• [EXERCISE AIM]: Wherever the word "obveze" appears in a line, extract that line.

• [DATASET RECORDS]:
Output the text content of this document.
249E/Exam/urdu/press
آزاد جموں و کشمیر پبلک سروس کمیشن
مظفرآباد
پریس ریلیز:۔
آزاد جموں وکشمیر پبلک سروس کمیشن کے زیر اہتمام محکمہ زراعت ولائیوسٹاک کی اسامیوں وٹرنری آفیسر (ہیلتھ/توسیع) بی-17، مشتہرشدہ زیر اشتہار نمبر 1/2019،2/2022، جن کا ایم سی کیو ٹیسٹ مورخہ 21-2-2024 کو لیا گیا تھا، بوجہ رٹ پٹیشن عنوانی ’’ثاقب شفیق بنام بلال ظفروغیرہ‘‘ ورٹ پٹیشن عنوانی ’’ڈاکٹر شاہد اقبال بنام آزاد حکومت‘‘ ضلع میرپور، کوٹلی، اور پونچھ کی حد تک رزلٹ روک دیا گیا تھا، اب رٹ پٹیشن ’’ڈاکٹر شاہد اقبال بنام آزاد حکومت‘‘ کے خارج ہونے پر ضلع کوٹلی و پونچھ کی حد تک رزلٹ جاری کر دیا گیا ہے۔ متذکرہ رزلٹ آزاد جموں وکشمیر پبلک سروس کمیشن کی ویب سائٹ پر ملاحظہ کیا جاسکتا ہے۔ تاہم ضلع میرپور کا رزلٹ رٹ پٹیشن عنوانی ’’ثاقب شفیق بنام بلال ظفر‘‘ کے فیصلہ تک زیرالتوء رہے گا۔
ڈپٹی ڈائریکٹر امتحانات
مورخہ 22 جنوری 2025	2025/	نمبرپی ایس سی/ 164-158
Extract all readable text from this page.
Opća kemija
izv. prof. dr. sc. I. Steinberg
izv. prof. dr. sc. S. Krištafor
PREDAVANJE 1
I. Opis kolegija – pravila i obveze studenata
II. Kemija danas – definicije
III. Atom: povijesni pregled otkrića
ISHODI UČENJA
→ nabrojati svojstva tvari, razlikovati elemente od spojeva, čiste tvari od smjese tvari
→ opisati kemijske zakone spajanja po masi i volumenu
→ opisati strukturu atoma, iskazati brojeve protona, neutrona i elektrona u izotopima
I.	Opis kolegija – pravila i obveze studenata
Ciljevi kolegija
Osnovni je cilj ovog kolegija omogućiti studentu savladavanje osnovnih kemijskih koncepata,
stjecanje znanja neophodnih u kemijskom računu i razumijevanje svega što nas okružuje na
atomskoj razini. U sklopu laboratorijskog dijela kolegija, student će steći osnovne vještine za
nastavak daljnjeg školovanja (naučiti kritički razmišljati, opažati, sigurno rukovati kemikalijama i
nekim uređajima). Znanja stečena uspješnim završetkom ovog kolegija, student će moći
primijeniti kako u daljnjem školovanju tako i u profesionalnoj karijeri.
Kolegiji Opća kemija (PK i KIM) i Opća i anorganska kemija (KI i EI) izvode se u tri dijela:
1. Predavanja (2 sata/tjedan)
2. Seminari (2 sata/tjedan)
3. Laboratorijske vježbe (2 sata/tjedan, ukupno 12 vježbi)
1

• [EXERCISE OUTPUT]:
I. Opis kolegija – pravila i obveze studenata
I.	Opis kolegija – pravila i obveze studenata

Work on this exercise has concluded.